* BEGIN Data *
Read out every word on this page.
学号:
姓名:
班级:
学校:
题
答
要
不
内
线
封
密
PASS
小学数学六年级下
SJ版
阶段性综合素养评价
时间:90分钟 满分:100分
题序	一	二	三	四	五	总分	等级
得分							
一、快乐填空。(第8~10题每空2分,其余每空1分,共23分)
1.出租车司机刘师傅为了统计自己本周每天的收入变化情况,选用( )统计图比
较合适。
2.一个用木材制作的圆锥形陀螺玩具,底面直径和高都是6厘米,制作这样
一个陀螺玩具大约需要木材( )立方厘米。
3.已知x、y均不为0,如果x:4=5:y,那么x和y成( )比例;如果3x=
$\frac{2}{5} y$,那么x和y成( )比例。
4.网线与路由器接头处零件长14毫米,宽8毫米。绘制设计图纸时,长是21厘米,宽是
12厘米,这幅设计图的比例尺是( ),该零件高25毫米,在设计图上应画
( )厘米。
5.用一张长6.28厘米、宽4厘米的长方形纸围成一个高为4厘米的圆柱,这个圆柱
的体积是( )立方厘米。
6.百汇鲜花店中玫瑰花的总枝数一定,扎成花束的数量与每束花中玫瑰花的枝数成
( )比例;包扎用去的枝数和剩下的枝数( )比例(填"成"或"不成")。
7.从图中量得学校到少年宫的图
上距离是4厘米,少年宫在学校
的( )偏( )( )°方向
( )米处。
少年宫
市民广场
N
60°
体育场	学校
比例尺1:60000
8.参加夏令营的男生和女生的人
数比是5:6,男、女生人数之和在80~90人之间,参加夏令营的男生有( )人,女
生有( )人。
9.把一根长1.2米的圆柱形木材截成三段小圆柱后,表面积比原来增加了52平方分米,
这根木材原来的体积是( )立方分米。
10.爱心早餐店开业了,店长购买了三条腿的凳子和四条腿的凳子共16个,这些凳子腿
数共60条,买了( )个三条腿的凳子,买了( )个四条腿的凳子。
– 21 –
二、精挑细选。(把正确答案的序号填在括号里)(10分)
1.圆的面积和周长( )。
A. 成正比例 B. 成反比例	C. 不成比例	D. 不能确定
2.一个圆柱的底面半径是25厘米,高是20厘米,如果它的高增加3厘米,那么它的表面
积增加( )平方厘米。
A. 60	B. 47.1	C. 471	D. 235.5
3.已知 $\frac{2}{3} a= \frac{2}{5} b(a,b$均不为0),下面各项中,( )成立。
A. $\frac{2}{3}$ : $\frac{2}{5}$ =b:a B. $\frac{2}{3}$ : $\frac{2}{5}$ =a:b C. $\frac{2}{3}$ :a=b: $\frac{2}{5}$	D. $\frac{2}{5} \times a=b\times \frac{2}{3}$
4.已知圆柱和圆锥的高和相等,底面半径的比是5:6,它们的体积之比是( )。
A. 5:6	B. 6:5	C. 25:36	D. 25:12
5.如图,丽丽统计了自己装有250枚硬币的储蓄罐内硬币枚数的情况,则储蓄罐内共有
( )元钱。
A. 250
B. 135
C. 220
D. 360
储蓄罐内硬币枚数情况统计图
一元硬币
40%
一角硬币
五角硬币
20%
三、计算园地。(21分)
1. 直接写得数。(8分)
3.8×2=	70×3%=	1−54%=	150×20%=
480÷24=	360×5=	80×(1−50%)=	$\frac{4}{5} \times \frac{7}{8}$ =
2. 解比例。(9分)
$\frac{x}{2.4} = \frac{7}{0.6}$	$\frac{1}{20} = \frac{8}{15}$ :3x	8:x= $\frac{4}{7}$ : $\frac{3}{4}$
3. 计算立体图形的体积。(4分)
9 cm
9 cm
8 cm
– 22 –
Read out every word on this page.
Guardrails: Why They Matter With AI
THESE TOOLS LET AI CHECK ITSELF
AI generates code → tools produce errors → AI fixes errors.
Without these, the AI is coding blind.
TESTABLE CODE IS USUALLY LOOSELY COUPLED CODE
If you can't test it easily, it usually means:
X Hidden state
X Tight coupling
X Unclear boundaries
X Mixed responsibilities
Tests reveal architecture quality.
* END Data *
Problem description
Each line of the material should be duplicated exactly, please.

The answer
Read out every word on this page.
学号:
姓名:
班级:
学校:
题
答
要
不
内
线
封
密
PASS
小学数学六年级下
SJ版
阶段性综合素养评价
时间:90分钟 满分:100分
题序	一	二	三	四	五	总分	等级
得分							
一、快乐填空。(第8~10题每空2分,其余每空1分,共23分)
1.出租车司机刘师傅为了统计自己本周每天的收入变化情况,选用( )统计图比
较合适。
2.一个用木材制作的圆锥形陀螺玩具,底面直径和高都是6厘米,制作这样
一个陀螺玩具大约需要木材( )立方厘米。
3.已知x、y均不为0,如果x:4=5:y,那么x和y成( )比例;如果3x=
$\frac{2}{5} y$,那么x和y成( )比例。
4.网线与路由器接头处零件长14毫米,宽8毫米。绘制设计图纸时,长是21厘米,宽是
12厘米,这幅设计图的比例尺是( ),该零件高25毫米,在设计图上应画
( )厘米。
5.用一张长6.28厘米、宽4厘米的长方形纸围成一个高为4厘米的圆柱,这个圆柱
的体积是( )立方厘米。
6.百汇鲜花店中玫瑰花的总枝数一定,扎成花束的数量与每束花中玫瑰花的枝数成
( )比例;包扎用去的枝数和剩下的枝数( )比例(填"成"或"不成")。
7.从图中量得学校到少年宫的图
上距离是4厘米,少年宫在学校
的( )偏( )( )°方向
( )米处。
少年宫
市民广场
N
60°
体育场	学校
比例尺1:60000
8.参加夏令营的男生和女生的人
数比是5:6,男、女生人数之和在80~90人之间,参加夏令营的男生有( )人,女
生有( )人。
9.把一根长1.2米的圆柱形木材截成三段小圆柱后,表面积比原来增加了52平方分米,
这根木材原来的体积是( )立方分米。
10.爱心早餐店开业了,店长购买了三条腿的凳子和四条腿的凳子共16个,这些凳子腿
数共60条,买了( )个三条腿的凳子,买了( )个四条腿的凳子。
– 21 –
二、精挑细选。(把正确答案的序号填在括号里)(10分)
1.圆的面积和周长( )。
A. 成正比例 B. 成反比例	C. 不成比例	D. 不能确定
2.一个圆柱的底面半径是25厘米,高是20厘米,如果它的高增加3厘米,那么它的表面
积增加( )平方厘米。
A. 60	B. 47.1	C. 471	D. 235.5
3.已知 $\frac{2}{3} a= \frac{2}{5} b(a,b$均不为0),下面各项中,( )成立。
A. $\frac{2}{3}$ : $\frac{2}{5}$ =b:a B. $\frac{2}{3}$ : $\frac{2}{5}$ =a:b C. $\frac{2}{3}$ :a=b: $\frac{2}{5}$	D. $\frac{2}{5} \times a=b\times \frac{2}{3}$
4.已知圆柱和圆锥的高和相等,底面半径的比是5:6,它们的体积之比是( )。
A. 5:6	B. 6:5	C. 25:36	D. 25:12
5.如图,丽丽统计了自己装有250枚硬币的储蓄罐内硬币枚数的情况,则储蓄罐内共有
( )元钱。
A. 250
B. 135
C. 220
D. 360
储蓄罐内硬币枚数情况统计图
一元硬币
40%
一角硬币
五角硬币
20%
三、计算园地。(21分)
1. 直接写得数。(8分)
3.8×2=	70×3%=	1−54%=	150×20%=
480÷24=	360×5=	80×(1−50%)=	$\frac{4}{5} \times \frac{7}{8}$ =
2. 解比例。(9分)
$\frac{x}{2.4} = \frac{7}{0.6}$	$\frac{1}{20} = \frac{8}{15}$ :3x	8:x= $\frac{4}{7}$ : $\frac{3}{4}$
3. 计算立体图形的体积。(4分)
9 cm
9 cm
8 cm
– 22 –
Read out every word on this page.
Guardrails: Why They Matter With AI
THESE TOOLS LET AI CHECK ITSELF
AI generates code → tools produce errors → AI fixes errors.
Without these, the AI is coding blind.
TESTABLE CODE IS USUALLY LOOSELY COUPLED CODE
If you can't test it easily, it usually means:
X Hidden state
X Tight coupling
X Unclear boundaries
X Mixed responsibilities
Tests reveal architecture quality.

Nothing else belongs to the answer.